* [To do]:
In your copy, reproduce the entries exactly as they are, minus the images.

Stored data
++++++++++++++++++++

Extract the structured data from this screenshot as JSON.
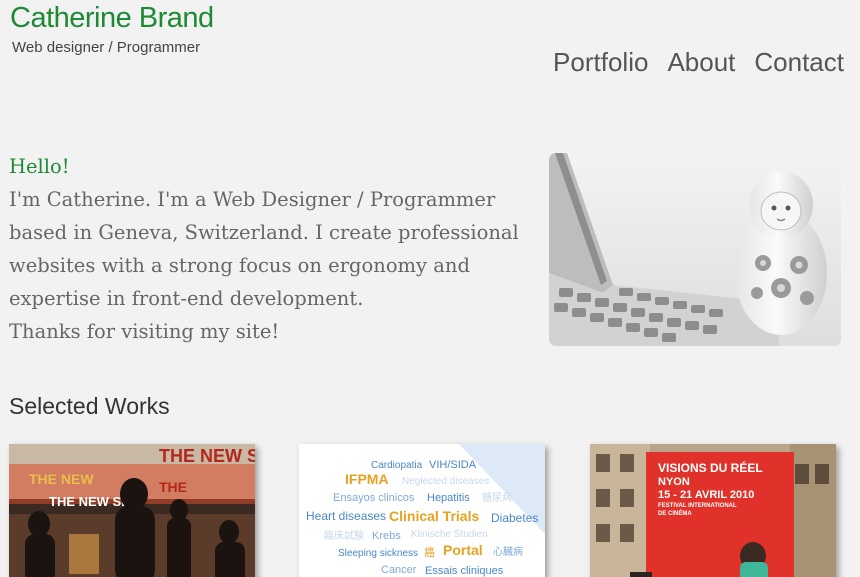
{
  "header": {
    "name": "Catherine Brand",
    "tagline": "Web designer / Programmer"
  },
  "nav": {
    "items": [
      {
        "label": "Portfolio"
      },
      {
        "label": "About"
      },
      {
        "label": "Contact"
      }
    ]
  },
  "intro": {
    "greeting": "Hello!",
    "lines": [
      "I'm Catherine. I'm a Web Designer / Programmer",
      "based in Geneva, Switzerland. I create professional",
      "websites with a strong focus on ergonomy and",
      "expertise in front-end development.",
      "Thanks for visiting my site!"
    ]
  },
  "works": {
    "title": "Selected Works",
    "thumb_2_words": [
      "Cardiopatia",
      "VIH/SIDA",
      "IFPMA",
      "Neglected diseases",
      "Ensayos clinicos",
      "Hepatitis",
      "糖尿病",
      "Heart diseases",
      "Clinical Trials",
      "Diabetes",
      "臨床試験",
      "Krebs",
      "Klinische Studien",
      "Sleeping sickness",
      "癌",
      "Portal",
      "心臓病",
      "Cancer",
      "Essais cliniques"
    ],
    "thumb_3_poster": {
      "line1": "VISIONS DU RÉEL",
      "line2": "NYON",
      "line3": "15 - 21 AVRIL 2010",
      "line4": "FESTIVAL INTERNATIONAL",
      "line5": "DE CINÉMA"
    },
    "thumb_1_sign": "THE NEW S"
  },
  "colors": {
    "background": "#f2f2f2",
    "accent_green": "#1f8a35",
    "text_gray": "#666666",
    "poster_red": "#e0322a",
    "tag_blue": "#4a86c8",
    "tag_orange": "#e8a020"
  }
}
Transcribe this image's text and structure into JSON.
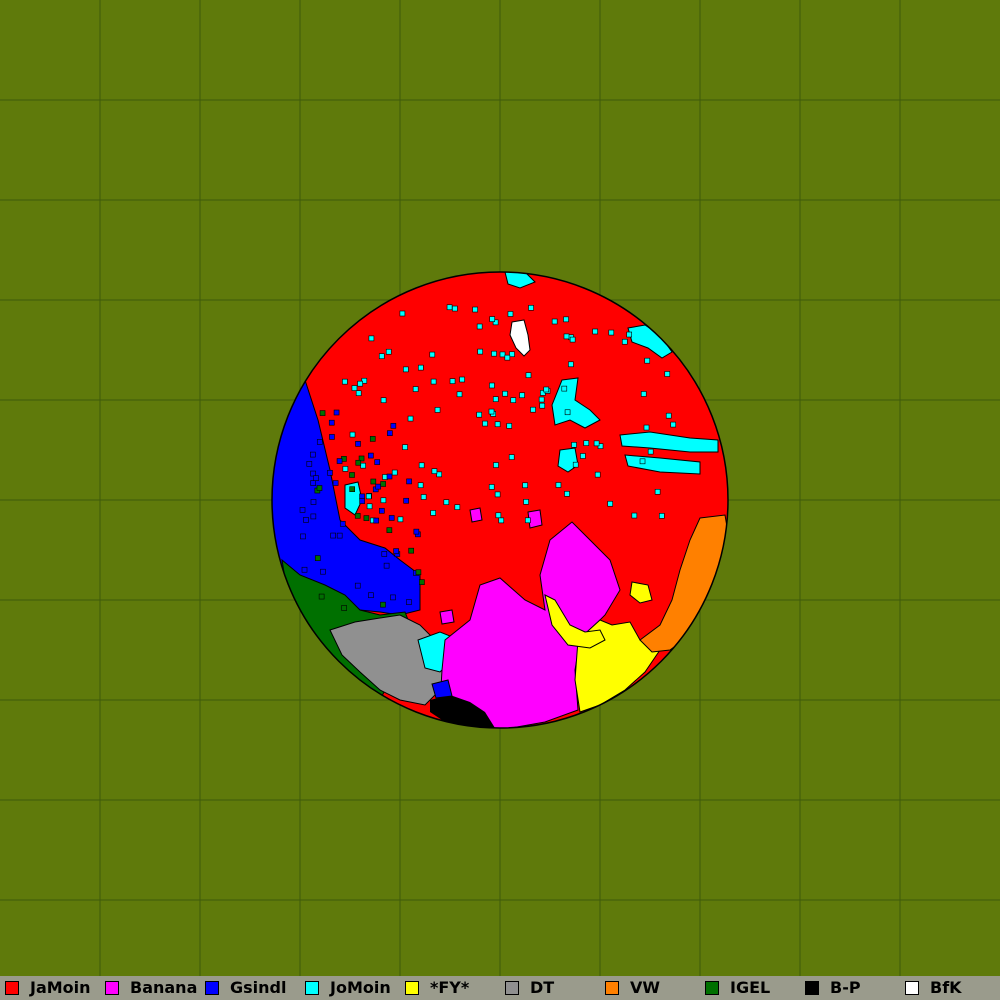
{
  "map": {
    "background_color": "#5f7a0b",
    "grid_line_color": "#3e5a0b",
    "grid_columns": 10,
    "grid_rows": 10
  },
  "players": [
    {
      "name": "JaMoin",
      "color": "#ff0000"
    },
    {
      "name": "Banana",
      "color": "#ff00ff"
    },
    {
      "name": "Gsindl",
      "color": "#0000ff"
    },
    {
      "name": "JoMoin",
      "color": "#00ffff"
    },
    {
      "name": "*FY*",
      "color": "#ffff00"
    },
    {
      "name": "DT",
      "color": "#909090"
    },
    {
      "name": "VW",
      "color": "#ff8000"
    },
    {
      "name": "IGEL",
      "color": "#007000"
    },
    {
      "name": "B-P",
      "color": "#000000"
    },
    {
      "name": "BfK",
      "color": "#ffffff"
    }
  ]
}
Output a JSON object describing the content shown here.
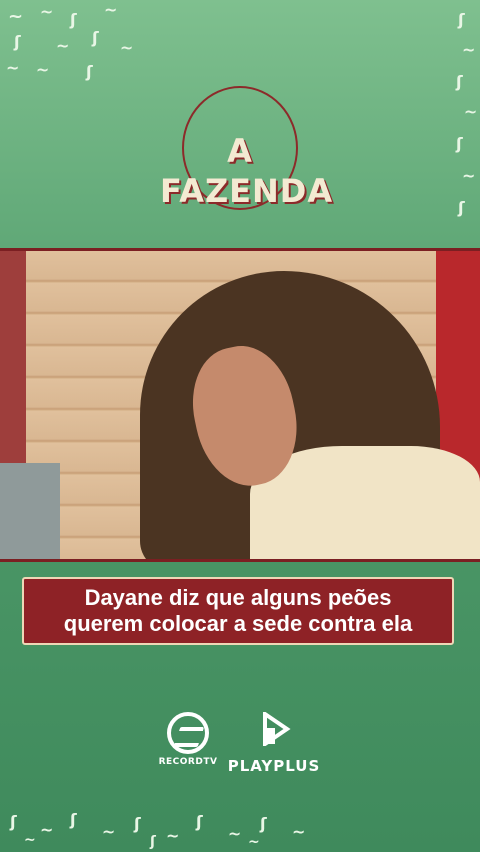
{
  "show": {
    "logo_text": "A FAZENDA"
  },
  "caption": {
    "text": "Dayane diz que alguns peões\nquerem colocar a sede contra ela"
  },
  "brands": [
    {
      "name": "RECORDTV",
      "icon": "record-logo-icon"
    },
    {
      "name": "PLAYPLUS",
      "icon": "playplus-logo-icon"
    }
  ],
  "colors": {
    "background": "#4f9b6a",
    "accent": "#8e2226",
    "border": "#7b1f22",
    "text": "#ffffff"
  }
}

++++++++++++++++++++

* [Solved problem]:
Extract the structured data from this screenshot as JSON.
{
  "header": {
    "name": "Catherine Brand",
    "tagline": "Web designer / Programmer"
  },
  "nav": {
    "items": [
      {
        "label": "Portfolio"
      },
      {
        "label": "About"
      },
      {
        "label": "Contact"
      }
    ]
  },
  "intro": {
    "greeting": "Hello!",
    "lines": [
      "I'm Catherine. I'm a Web Designer / Programmer",
      "based in Geneva, Switzerland. I create professional",
      "websites with a strong focus on ergonomy and",
      "expertise in front-end development.",
      "Thanks for visiting my site!"
    ]
  },
  "works": {
    "title": "Selected Works",
    "thumb_2_words": [
      "Cardiopatia",
      "VIH/SIDA",
      "IFPMA",
      "Neglected diseases",
      "Ensayos clinicos",
      "Hepatitis",
      "糖尿病",
      "Heart diseases",
      "Clinical Trials",
      "Diabetes",
      "臨床試験",
      "Krebs",
      "Klinische Studien",
      "Sleeping sickness",
      "癌",
      "Portal",
      "心臓病",
      "Cancer",
      "Essais cliniques"
    ],
    "thumb_3_poster": {
      "line1": "VISIONS DU RÉEL",
      "line2": "NYON",
      "line3": "15 - 21 AVRIL 2010",
      "line4": "FESTIVAL INTERNATIONAL",
      "line5": "DE CINÉMA"
    },
    "thumb_1_sign": "THE NEW S"
  },
  "colors": {
    "background": "#f2f2f2",
    "accent_green": "#1f8a35",
    "text_gray": "#666666",
    "poster_red": "#e0322a",
    "tag_blue": "#4a86c8",
    "tag_orange": "#e8a020"
  }
}
Transcribe this image's text and structure into JSON.
{
  "map": {
    "background_color": "#5f7a0b",
    "grid_line_color": "#3e5a0b",
    "grid_columns": 10,
    "grid_rows": 10
  },
  "players": [
    {
      "name": "JaMoin",
      "color": "#ff0000"
    },
    {
      "name": "Banana",
      "color": "#ff00ff"
    },
    {
      "name": "Gsindl",
      "color": "#0000ff"
    },
    {
      "name": "JoMoin",
      "color": "#00ffff"
    },
    {
      "name": "*FY*",
      "color": "#ffff00"
    },
    {
      "name": "DT",
      "color": "#909090"
    },
    {
      "name": "VW",
      "color": "#ff8000"
    },
    {
      "name": "IGEL",
      "color": "#007000"
    },
    {
      "name": "B-P",
      "color": "#000000"
    },
    {
      "name": "BfK",
      "color": "#ffffff"
    }
  ]
}
Output a JSON object describing the content shown here.
{
  "show": {
    "logo_text": "A FAZENDA"
  },
  "caption": {
    "text": "Dayane diz que alguns peões\nquerem colocar a sede contra ela"
  },
  "brands": [
    {
      "name": "RECORDTV",
      "icon": "record-logo-icon"
    },
    {
      "name": "PLAYPLUS",
      "icon": "playplus-logo-icon"
    }
  ],
  "colors": {
    "background": "#4f9b6a",
    "accent": "#8e2226",
    "border": "#7b1f22",
    "text": "#ffffff"
  }
}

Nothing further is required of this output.